*Text*
# # # # #

Both folate deficiency and the MTHFR C677T polymorphism have been previously linked to global DNA hypomethylation in lymphocytes and colon tissue[2728]. However, few studies have addressed the joint effects of methyl donors in blood and MTHFR genotypes on promoter-specific DNA methylation in malignancies[1229]. Here, we assessed the association between methylation of genes promoter, the circulating levels of folate/vitamin B12 and the influence of the MTHFR 677 genotypes in CLC patients. While no significant difference in serum folate/vitamin B12 status was observed between those with methylated and unmethylated tumors in CC individuals, the CT, and CT/TT genotypes of MTHFR exhibited a significant positive correlation with elevated folate/vitamin B12 levels for promoter methylation silencing (Table 5). Previously, an interaction between dietary folic acid and vitamin B12 supplementation with promoter methylation in colorectal adenomas has been suggested, especially for subjects with MTHFR TT genotype[1630]. Because we did not have enough TT cases, we could not evaluate correlation of serum folate levels with tumor methylation in these individuals. Among our study group there was only one TT individual with a methylated tumor who also had higher serum folate/vitamin B12 level than TT cases with unmethylated tumors (Table 5). Genomic DNA methylation in leukocytes and in transformed human lymphoblasts was shown to be positively correlated to folate status in those with the TT genotype, but not with wild-type MTHFR CC genotype[122731]. An inverse trend of serum and erythrocyte folate with DNA hypomethylation was also reported in normal colonic mucosa[28].

In some studies, no interaction was reported between either MTHFR genotype and folate intake in association with CIMP + colon tumors[1732]. Further investigation is needed focusing on ethnic variations in the relationships between the MTHFR polymorphism, folate intake, and tumors methylation in CLC. The majority of previous case-control studies have assessed dietary folate or vitamin B intake from questionnaires rather than their blood measurements, a procedure which is prone to some degree of miscalculation. Moreover, other factors like alcohol intake and iron status may be related to folate availability and biological activity[33]. In the present work, the direct measurement of serum folate/vitamin B12 was correlated with CLC and tumor methylation. It has been previously reported that the colonic mucosal folate concentration correlates directly with serum folate concentration in the physiological range at each time point[34]. Therefore, the serum folate measurement could be an accurate reflection of the folate status in the colonic mucosa. High intracellular concentrations of folate intermediates are associated with aberrant methylation within promoter regions of cancer –associated genes in colorectal tumors[35].

There is evidence that the epigenetic mechanism of gene silencing by methylation may play a differential role in proximal versus distal colon carcinogenesis. A different role for the MTHFR 677 TT genotype in the tumorigenesis of proximal and distal CLC has been also suggested[8]. Our finding of an increased risk of tumor methylation associated with high serum folate/vitamin B12 levels in those with proximal tumors, and in older patients (Table 4) might be related to the previous observation of a high concentration of folate in tumors from older patients and proximal CLC[35].

# # # # #

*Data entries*
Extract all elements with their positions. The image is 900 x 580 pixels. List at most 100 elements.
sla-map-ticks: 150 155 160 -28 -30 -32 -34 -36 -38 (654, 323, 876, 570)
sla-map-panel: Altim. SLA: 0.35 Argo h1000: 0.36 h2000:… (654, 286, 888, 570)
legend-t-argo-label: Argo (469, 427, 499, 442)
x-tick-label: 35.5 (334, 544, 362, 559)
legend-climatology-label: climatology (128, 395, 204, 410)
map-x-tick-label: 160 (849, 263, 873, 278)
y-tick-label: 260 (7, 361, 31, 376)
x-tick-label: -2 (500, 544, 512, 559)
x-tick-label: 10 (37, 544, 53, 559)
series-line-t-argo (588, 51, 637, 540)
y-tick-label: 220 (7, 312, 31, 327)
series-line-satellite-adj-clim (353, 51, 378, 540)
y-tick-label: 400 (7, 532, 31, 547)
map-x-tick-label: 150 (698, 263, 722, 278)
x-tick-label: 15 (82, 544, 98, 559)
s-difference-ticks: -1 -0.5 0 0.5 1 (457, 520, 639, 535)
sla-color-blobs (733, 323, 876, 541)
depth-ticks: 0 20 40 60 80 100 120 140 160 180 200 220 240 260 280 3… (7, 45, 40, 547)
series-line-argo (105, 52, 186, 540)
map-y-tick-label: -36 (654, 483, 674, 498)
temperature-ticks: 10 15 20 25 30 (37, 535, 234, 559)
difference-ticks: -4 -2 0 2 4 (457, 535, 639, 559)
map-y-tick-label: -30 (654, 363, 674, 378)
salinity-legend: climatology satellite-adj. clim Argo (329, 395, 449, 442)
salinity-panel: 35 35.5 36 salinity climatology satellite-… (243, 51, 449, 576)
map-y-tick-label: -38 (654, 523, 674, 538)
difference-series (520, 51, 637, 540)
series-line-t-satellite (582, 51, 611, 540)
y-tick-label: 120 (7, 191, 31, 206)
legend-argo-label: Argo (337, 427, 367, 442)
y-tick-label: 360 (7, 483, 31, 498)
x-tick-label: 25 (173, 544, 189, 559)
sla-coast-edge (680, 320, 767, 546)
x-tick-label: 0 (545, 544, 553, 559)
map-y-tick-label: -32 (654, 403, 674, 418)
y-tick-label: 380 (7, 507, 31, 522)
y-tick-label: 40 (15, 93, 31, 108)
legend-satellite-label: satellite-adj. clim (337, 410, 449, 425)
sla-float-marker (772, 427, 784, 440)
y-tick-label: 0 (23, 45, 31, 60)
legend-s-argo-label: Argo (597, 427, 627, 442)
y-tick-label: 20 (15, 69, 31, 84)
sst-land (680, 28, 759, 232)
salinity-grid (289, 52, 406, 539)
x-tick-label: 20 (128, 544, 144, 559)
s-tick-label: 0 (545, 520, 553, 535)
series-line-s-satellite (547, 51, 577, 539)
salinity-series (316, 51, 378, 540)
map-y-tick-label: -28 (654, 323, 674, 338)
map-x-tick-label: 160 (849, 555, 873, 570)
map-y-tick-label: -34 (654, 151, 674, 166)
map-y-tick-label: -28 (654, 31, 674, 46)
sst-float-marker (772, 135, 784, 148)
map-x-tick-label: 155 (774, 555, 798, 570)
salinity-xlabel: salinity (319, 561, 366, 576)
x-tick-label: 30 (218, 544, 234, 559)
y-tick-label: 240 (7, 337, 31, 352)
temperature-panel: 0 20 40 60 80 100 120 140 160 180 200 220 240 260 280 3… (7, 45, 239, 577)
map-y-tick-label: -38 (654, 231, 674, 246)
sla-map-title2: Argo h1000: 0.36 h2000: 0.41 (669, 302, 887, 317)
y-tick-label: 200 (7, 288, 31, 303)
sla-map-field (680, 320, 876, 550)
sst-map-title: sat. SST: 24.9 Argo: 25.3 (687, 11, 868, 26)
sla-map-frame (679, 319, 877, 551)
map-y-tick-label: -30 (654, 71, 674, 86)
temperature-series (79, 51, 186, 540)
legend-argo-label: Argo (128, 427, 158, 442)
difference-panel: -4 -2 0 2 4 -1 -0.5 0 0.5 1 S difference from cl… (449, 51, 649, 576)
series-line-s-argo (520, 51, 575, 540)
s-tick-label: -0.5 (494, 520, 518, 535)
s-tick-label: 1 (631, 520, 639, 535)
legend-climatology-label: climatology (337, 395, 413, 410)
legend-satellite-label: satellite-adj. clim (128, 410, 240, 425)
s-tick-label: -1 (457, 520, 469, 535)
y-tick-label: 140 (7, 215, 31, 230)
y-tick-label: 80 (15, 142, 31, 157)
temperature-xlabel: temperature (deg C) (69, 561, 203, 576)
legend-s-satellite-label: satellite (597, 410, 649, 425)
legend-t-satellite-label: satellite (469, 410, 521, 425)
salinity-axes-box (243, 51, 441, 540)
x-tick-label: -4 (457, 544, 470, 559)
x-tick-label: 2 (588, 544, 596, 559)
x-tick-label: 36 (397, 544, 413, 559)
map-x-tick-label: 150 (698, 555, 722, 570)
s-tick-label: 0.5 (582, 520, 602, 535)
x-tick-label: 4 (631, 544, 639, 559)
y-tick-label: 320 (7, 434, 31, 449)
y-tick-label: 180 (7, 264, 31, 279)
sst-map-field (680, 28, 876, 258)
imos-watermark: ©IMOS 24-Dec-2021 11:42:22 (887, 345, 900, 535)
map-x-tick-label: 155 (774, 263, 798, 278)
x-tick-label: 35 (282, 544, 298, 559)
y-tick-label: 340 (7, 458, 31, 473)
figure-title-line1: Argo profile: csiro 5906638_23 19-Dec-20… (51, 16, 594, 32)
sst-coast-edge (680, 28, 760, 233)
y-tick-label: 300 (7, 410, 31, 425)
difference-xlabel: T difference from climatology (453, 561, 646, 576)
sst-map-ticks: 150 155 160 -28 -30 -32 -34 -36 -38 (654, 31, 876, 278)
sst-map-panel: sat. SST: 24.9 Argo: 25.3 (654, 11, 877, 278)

# # # # #

*Your objective*
In the text on folate and tumor methylation, start at the words "There is evidence" and stop after "and proximal CLC[35].". Rewrite that span with "older patients" changed to "elderly patients" throughout.

*Solution for this problem*
There is evidence that the epigenetic mechanism of gene silencing by methylation may play a differential role in proximal versus distal colon carcinogenesis. A different role for the MTHFR 677 TT genotype in the tumorigenesis of proximal and distal CLC has been also suggested[8]. Our finding of an increased risk of tumor methylation associated with high serum folate/vitamin B12 levels in those with proximal tumors, and in elderly patients (Table 4) might be related to the previous observation of a high concentration of folate in tumors from elderly patients and proximal CLC[35].